Reproduce the lines from the start of the records up to and including the line with "ok-button[interactable]: 확인 (679, 254, 822, 285)", without any changes.

* * * * * * *

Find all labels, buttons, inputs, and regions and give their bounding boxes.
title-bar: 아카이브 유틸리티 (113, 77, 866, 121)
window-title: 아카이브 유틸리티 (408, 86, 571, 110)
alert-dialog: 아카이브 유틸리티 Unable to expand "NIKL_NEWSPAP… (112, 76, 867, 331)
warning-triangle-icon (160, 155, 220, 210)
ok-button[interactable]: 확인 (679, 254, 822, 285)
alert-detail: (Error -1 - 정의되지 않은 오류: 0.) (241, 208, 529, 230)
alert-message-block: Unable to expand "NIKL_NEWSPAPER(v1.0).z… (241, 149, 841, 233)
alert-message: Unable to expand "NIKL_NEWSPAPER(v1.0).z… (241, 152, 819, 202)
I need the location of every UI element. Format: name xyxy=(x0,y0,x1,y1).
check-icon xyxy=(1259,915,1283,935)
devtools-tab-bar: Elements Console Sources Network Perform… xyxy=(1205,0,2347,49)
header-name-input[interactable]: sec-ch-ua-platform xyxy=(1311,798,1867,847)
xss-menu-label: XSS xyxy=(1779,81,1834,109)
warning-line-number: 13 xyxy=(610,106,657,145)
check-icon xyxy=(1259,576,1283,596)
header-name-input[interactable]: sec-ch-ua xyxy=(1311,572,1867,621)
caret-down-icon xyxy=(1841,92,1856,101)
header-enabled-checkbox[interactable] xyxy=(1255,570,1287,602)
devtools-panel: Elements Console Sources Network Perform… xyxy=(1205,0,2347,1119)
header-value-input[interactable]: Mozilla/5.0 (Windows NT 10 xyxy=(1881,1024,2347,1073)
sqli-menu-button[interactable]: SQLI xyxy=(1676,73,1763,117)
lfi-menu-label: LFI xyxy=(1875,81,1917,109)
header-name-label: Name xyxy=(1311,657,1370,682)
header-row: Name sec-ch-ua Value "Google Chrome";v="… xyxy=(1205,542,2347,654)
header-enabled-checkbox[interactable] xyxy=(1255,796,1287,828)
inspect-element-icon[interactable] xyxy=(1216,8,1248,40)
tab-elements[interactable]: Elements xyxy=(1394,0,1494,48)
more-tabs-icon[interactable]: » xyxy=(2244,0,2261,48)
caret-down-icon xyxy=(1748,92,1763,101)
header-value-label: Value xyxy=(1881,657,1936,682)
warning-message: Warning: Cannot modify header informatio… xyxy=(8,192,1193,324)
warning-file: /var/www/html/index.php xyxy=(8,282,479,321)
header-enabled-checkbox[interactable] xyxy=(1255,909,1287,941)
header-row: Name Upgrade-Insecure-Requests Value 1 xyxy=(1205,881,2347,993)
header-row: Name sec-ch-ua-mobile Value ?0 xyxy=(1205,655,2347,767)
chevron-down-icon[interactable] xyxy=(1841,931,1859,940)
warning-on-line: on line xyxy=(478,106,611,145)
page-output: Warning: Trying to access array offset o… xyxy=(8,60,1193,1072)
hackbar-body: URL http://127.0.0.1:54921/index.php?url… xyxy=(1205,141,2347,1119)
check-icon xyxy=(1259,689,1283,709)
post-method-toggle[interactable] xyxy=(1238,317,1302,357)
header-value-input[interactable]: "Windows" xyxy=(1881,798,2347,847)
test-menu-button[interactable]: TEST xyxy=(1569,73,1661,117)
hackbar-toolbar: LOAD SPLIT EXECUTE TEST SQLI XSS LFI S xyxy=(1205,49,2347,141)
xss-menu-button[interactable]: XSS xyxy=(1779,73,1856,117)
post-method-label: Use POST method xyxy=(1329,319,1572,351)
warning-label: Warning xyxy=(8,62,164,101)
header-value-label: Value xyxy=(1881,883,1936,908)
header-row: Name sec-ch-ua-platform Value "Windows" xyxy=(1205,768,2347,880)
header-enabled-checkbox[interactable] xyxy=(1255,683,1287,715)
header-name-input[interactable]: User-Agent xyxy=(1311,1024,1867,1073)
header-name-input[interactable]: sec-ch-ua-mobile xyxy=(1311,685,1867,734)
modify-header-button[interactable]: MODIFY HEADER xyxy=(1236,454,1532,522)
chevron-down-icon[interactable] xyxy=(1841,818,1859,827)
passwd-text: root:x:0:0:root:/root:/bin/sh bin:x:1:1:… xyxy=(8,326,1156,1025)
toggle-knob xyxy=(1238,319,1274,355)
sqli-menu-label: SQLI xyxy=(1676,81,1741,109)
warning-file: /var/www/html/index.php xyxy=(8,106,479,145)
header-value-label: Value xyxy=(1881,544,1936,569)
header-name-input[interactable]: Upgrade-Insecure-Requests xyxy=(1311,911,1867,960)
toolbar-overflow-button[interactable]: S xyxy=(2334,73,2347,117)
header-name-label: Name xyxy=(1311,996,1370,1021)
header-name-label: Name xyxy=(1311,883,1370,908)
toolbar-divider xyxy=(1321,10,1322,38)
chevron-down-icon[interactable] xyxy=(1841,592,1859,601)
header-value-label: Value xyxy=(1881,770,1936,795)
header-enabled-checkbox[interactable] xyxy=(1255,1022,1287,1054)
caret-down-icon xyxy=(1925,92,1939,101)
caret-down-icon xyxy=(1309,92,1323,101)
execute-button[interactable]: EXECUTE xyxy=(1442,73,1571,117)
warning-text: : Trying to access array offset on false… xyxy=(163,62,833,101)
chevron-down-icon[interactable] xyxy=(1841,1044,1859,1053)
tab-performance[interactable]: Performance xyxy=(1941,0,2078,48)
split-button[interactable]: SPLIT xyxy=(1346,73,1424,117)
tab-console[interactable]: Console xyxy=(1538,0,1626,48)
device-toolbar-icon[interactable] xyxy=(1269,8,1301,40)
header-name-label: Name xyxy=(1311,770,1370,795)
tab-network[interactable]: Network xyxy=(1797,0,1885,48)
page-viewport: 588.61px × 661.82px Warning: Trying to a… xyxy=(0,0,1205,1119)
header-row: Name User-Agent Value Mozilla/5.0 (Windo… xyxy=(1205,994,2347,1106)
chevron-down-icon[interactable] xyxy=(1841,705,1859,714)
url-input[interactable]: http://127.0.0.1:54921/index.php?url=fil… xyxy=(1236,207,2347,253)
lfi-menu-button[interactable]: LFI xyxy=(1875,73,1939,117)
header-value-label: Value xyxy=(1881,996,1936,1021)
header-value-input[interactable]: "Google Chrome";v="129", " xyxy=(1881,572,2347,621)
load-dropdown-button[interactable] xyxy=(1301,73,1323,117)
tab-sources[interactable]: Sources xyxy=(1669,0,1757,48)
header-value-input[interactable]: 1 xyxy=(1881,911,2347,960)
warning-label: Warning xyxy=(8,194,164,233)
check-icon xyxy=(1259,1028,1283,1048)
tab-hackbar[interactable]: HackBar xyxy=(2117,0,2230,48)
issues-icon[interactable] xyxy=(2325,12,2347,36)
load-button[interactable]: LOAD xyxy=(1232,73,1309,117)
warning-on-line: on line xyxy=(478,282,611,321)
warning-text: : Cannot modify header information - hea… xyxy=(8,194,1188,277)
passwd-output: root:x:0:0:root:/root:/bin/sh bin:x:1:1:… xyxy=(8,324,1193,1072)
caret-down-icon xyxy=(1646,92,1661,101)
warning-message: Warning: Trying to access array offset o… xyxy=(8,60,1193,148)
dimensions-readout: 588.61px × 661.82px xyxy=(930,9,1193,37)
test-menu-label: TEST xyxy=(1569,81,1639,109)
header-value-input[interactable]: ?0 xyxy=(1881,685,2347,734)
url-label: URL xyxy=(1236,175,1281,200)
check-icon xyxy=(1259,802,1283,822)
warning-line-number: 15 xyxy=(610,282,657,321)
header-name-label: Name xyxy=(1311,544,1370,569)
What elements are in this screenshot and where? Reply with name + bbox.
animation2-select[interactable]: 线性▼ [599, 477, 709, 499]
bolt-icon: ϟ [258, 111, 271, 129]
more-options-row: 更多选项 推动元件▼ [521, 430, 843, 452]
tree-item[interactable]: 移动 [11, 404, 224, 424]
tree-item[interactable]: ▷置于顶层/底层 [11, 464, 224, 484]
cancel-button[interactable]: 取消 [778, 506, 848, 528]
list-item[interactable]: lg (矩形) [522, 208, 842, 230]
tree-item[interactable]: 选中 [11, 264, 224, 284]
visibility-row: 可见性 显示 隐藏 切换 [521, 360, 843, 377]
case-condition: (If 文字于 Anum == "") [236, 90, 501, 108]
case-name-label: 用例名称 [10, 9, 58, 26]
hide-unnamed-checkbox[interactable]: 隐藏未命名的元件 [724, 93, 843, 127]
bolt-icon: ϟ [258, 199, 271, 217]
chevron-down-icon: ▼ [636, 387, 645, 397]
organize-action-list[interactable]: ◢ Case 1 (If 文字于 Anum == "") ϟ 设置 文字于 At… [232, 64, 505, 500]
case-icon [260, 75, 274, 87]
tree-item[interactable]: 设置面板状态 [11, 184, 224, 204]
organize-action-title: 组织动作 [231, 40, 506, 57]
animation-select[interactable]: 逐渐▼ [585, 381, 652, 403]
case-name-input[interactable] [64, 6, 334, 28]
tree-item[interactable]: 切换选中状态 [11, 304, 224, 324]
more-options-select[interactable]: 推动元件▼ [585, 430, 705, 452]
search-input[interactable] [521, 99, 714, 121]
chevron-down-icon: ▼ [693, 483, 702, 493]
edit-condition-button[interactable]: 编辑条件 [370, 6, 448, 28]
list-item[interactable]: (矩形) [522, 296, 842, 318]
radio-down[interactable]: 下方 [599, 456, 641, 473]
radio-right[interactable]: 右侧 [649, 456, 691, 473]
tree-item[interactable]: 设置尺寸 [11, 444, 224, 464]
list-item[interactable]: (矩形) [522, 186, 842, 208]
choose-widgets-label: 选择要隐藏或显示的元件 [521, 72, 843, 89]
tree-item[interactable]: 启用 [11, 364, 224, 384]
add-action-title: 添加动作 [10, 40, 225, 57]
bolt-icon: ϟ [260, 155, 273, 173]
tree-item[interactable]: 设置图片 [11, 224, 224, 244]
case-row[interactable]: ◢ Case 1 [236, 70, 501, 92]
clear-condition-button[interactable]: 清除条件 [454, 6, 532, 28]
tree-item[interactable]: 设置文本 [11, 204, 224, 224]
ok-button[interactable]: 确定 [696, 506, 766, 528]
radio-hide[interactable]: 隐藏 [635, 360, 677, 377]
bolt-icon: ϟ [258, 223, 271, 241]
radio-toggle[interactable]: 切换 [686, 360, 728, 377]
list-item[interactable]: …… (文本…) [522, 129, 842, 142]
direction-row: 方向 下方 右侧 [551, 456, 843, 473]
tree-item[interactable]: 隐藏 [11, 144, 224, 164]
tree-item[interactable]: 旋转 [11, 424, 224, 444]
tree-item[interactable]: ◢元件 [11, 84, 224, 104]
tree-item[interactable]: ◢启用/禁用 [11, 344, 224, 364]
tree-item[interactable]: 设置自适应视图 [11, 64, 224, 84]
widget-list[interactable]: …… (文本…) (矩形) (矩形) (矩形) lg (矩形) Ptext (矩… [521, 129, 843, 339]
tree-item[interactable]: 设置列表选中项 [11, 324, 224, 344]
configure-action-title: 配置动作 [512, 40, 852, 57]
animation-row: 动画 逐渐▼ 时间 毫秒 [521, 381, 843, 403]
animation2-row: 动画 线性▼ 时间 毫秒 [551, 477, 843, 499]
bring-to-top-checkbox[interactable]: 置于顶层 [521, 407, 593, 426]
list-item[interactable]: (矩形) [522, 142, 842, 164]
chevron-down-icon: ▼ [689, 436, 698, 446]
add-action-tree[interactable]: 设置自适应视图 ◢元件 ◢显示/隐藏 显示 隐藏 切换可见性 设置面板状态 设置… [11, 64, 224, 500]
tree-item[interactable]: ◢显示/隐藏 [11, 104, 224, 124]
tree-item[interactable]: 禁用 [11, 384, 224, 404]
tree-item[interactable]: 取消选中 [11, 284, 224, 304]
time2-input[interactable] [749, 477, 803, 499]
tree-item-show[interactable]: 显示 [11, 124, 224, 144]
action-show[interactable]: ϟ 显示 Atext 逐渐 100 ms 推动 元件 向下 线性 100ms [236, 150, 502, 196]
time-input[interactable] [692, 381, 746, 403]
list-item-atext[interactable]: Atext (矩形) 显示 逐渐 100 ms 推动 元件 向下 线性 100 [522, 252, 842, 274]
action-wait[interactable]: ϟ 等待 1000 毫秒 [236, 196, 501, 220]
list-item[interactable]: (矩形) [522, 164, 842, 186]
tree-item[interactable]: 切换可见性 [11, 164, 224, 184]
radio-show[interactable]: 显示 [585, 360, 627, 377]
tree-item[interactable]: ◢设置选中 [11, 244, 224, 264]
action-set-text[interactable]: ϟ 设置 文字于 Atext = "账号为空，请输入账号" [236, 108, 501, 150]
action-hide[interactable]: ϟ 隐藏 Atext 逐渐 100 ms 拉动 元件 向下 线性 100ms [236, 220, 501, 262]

* * * * * * *

• COMPLETE ANSWER
Find all labels, buttons, inputs, and regions and give their bounding boxes.
title-bar: 아카이브 유틸리티 (113, 77, 866, 121)
window-title: 아카이브 유틸리티 (408, 86, 571, 110)
alert-dialog: 아카이브 유틸리티 Unable to expand "NIKL_NEWSPAP… (112, 76, 867, 331)
warning-triangle-icon (160, 155, 220, 210)
ok-button[interactable]: 확인 (679, 254, 822, 285)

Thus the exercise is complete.